:: Records for the exercise

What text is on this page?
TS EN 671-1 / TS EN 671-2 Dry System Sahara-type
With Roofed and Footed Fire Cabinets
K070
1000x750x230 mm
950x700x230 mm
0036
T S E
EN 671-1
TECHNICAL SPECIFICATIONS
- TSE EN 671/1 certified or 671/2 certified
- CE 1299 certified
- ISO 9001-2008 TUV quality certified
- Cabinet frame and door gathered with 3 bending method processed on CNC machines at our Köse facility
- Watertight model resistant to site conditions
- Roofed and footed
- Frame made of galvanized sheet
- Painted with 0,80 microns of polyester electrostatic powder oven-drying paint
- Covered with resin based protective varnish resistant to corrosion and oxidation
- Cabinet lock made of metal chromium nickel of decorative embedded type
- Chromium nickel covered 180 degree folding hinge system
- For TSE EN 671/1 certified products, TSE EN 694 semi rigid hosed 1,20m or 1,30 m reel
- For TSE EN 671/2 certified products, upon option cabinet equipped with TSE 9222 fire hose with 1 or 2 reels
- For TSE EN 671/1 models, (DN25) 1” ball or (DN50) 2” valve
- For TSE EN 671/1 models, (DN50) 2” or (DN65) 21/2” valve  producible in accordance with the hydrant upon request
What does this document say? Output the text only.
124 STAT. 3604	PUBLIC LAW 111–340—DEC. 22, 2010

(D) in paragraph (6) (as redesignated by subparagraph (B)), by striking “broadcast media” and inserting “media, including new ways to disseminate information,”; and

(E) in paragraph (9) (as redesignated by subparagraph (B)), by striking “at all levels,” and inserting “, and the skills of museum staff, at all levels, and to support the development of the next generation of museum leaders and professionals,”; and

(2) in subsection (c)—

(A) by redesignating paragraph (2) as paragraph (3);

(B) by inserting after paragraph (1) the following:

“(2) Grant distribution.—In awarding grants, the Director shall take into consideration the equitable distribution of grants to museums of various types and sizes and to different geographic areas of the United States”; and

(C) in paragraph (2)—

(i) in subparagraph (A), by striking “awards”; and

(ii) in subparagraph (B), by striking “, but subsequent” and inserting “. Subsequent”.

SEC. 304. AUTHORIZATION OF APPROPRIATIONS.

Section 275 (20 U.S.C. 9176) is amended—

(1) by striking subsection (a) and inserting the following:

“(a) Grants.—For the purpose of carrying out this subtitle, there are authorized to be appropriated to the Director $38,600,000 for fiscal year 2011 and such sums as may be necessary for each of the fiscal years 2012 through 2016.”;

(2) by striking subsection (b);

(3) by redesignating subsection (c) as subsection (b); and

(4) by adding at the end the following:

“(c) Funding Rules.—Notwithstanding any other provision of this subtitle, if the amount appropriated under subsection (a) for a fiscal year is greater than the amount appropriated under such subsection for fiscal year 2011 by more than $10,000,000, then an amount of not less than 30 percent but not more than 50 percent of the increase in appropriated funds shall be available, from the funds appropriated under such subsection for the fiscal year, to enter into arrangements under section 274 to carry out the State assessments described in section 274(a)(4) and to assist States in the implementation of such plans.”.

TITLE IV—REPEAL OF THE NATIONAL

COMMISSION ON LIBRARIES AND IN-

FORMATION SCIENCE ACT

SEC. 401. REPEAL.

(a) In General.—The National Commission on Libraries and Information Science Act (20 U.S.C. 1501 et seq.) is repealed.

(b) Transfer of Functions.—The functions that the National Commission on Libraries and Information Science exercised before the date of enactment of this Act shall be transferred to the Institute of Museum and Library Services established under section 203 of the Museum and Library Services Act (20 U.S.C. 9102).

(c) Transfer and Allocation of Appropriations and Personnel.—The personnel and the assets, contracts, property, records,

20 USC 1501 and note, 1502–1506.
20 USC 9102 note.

::::

Identify and copy the lines holding the word "redesignating".

(A) by redesignating paragraph (2) as paragraph (3);
(3) by redesignating subsection (c) as subsection (b); and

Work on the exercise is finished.